[PATCH v2 2/2] arm64: hugetlb: enable __HAVE_ARCH_FLUSH_HUGETLB_TLB_RANGE

Kefeng Wang posted 2 patches 2 years, 6 months ago
[PATCH v2 2/2] arm64: hugetlb: enable __HAVE_ARCH_FLUSH_HUGETLB_TLB_RANGE
Posted by Kefeng Wang 2 years, 6 months ago
It is better to use huge page size instead of PAGE_SIZE
for stride when flush hugepage, which reduces the loop
in __flush_tlb_range().

Let's support arch's flush_hugetlb_tlb_range(), which is
used in hugetlb_unshare_all_pmds(), move_hugetlb_page_tables()
and hugetlb_change_protection() for now.

Note, for hugepages based on contiguous bit, it has to be
invalidated individually since the contiguous PTE bit is
just a hint, the hardware may or may not take it into account.

Signed-off-by: Kefeng Wang <wangkefeng.wang@huawei.com>
---
 arch/arm64/include/asm/hugetlb.h | 12 ++++++++++++
 1 file changed, 12 insertions(+)

diff --git a/arch/arm64/include/asm/hugetlb.h b/arch/arm64/include/asm/hugetlb.h
index 6a4a1ab8eb23..e5c2e3dd9cf0 100644
--- a/arch/arm64/include/asm/hugetlb.h
+++ b/arch/arm64/include/asm/hugetlb.h
@@ -60,4 +60,16 @@ extern void huge_ptep_modify_prot_commit(struct vm_area_struct *vma,
 
 #include <asm-generic/hugetlb.h>
 
+#define __HAVE_ARCH_FLUSH_HUGETLB_TLB_RANGE
+static inline void flush_hugetlb_tlb_range(struct vm_area_struct *vma,
+					   unsigned long start,
+					   unsigned long end)
+{
+	unsigned long stride = huge_page_size(hstate_vma(vma));
+
+	if (stride != PMD_SIZE && stride != PUD_SIZE)
+		stride = PAGE_SIZE;
+	__flush_tlb_range(vma, start, end, stride, false, 0);
+}
+
 #endif /* __ASM_HUGETLB_H */
-- 
2.41.0
Re: [PATCH v2 2/2] arm64: hugetlb: enable __HAVE_ARCH_FLUSH_HUGETLB_TLB_RANGE
Posted by Catalin Marinas 2 years, 6 months ago
On Tue, Aug 01, 2023 at 10:31:45AM +0800, Kefeng Wang wrote:
> +#define __HAVE_ARCH_FLUSH_HUGETLB_TLB_RANGE
> +static inline void flush_hugetlb_tlb_range(struct vm_area_struct *vma,
> +					   unsigned long start,
> +					   unsigned long end)

+===+

__Directions__:
1) Answer these questions from the patch thread:
(a) In which three functions is flush_hugetlb_tlb_range() used for now?
(b) What stride does the new function use when the huge page size is neither PMD_SIZE nor PUD_SIZE?
(c) How many insertions does the patch report?
2) Return the passage of the patch thread word for word, beginning at the words "Kefeng Wang posted" and stopping after "in __flush_tlb_range().".

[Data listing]
+===+

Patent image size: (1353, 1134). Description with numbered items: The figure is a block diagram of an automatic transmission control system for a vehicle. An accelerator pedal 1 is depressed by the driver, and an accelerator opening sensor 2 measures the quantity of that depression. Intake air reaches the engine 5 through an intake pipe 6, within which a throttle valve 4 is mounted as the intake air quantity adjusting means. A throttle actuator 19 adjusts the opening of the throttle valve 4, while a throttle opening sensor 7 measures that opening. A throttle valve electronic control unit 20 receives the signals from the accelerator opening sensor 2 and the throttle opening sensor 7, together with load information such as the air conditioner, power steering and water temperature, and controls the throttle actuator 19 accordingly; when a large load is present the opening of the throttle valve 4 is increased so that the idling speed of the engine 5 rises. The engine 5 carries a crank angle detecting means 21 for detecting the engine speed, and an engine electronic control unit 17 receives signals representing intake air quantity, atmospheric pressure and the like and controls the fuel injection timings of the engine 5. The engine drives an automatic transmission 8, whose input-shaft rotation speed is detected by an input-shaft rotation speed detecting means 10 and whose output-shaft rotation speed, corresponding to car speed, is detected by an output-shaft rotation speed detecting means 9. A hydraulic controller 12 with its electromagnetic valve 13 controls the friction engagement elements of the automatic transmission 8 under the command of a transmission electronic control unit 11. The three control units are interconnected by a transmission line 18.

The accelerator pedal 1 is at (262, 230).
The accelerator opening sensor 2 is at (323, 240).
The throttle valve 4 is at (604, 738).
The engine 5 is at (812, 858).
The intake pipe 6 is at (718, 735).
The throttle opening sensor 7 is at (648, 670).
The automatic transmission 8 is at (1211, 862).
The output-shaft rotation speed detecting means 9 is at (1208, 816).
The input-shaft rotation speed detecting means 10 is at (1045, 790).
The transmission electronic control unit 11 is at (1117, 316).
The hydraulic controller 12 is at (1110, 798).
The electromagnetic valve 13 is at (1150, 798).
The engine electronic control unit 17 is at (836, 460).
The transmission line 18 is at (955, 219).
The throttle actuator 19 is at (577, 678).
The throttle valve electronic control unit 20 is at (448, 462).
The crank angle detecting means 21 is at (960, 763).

+===+

__Exercise results__:
1)
(a) hugetlb_unshare_all_pmds(), move_hugetlb_page_tables() and hugetlb_change_protection()
(b) PAGE_SIZE
(c) 12 insertions

2)
Kefeng Wang posted 2 patches 2 years, 6 months ago
[PATCH v2 2/2] arm64: hugetlb: enable __HAVE_ARCH_FLUSH_HUGETLB_TLB_RANGE
Posted by Kefeng Wang 2 years, 6 months ago
It is better to use huge page size instead of PAGE_SIZE
for stride when flush hugepage, which reduces the loop
in __flush_tlb_range().